GIVEN REQUEST: Report, as a bare number, how many lines hold "questo".

==== RECORDS

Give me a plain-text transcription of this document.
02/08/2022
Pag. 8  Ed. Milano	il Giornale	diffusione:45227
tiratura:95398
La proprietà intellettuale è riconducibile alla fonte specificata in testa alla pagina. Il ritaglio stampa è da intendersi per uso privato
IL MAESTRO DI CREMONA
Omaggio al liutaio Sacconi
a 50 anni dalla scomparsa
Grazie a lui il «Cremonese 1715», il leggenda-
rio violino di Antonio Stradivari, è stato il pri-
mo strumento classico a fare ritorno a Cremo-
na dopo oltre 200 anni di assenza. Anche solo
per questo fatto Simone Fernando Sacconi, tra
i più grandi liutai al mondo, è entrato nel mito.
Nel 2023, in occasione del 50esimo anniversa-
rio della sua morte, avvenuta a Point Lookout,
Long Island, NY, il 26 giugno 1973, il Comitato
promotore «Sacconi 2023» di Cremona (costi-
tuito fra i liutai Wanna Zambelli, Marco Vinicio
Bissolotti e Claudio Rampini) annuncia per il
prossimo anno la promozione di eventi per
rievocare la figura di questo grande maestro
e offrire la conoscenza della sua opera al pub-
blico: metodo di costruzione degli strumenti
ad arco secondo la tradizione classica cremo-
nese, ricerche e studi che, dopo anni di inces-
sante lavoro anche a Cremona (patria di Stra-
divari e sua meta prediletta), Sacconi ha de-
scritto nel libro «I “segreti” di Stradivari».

========

CORRECT RESULT: 2